Il manifesto 3.7.16
La settima arte crede al reale e vi accede dalla porta dell’istante
Torna,
come nelle prima opere, la domanda che Gilles Deleuze rivolge al
cinema, negli anni ottanta: com’è possibile la filosofia speculativa?
«L’immagine-movimento», primo di due volumi
Michel Foucault affermò una volta che il «secolo» sarebbe stato deleuziano
di Rocco Ronchi
Michel
Foucault affermò una volta che il «secolo» sarebbe stato deleuziano. La
sentenza apparve al momento precipitosa – era il 1970 – forse più
dettata dall’amicizia personale e dalla grande stima, peraltro
totalmente ricambiata, che Foucault nutriva per l’amico filosofo. Il
secolo, se giudicato con gli occhi di quegli anni, non appariva infatti
deleuziano. Deleuze era certo un filosofo rispettato. Le sue tesi,
soprattutto quelle antipsichiatriche e antipsicoanalitiche –
L’Anti-edipo, scritto con Felixd Guattari, uscì nel 1972 – avevano
conosciuto un largo successo e avevano guadagnato consensi entusiastici
presso i movimenti di contestazione, ma il secolo nel quale erano state
elaborate era ancora il «secolo breve», il secolo del conflitto e delle
utopie rivoluzionarie. Deleuze, come Foucault del resto, non era certo
estraneo a questo clima. Si era impegnato in tante battaglie politiche,
seguendo l’esempio di Sartre, che continuava a considerare un suo
«maestro», nonostante il discredito di cui era vittima presso le nuove
generazioni della filosofia francese.

**MATERIALE**
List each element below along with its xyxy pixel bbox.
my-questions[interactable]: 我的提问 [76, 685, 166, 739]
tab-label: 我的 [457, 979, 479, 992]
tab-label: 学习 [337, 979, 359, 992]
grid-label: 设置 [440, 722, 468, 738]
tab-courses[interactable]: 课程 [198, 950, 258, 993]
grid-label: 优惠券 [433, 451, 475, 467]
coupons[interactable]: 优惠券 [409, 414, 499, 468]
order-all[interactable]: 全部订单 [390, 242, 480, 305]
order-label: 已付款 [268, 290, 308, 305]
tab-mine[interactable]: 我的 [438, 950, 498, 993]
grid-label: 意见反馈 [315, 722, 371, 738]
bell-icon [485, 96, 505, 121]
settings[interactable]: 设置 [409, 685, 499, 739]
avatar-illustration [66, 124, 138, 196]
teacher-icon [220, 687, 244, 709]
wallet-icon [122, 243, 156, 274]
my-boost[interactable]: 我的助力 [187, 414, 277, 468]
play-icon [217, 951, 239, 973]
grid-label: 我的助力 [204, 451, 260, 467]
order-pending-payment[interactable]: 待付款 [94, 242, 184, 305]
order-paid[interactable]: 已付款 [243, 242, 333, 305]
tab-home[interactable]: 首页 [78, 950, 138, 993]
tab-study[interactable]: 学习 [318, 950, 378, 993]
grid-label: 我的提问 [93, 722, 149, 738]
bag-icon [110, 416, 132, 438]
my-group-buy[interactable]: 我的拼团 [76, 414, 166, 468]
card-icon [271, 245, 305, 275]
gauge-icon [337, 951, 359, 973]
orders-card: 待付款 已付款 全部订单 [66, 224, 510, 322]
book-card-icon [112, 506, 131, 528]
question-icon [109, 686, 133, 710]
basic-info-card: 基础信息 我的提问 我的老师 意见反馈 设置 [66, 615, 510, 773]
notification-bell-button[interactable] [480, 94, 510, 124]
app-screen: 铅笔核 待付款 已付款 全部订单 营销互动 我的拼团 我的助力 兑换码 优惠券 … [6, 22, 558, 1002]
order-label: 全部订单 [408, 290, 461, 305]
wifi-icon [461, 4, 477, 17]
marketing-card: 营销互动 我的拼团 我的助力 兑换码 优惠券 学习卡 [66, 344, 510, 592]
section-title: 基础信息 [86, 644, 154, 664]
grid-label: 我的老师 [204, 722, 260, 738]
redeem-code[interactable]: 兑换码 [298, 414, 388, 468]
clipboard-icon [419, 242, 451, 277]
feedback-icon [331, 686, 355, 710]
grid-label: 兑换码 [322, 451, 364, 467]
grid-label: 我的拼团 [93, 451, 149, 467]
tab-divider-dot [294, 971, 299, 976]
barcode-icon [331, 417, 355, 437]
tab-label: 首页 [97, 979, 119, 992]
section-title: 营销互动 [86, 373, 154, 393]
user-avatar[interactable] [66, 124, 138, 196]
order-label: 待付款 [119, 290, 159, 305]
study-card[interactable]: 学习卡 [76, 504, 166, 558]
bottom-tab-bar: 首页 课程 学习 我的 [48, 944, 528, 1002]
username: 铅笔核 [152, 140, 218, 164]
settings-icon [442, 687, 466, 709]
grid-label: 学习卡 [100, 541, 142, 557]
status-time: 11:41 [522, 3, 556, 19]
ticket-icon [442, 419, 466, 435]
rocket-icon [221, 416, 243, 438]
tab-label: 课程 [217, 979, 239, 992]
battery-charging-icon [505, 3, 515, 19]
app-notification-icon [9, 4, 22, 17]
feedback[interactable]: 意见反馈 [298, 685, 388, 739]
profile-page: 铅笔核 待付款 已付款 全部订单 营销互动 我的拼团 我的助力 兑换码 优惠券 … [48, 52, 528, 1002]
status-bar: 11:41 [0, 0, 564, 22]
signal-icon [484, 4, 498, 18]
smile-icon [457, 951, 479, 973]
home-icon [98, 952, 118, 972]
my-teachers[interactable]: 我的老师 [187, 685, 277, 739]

**CONSEGNA**
Riprendi l'articolo su Deleuze dal punto in cui si ferma e continuane il testo. Le voci sono materiale a sé, distinto dall'articolo.

**RISPOSTA**
Tuttavia, nel pensiero di
Deleuze era assente proprio la passione intellettuale che aveva
caratterizzato il secolo breve: la passione per la negazione, per la
dialettica, per il rifiuto. Non c’è niente di più estraneo a Deleuze del
titanismo prometeico e ribelle. Niente è più lontano dallo spirito
della sua opera di un elogio dell’uomo al lavoro, della finitezza
radicale e angosciata, della lotta come mezzo di emancipazione. Non c’è
spazio per utopia, messianesimo ed escatologia nella filosofia
deleuziana. Forse non c’è nemmeno spazio per la critica se non sotto la
forma di una critica di ogni forma di negazione (così deve essere inteso
il prefisso anti in espressione come anti-Edipo…). Se letto come lui
stesso – un filosofo classico, dopotutto! – voleva che lo si leggesse,
il pensiero di Deleuze risulta interamente affermativo, pervaso da una
fede razionalista e quasi ottimistico nei suoi esiti.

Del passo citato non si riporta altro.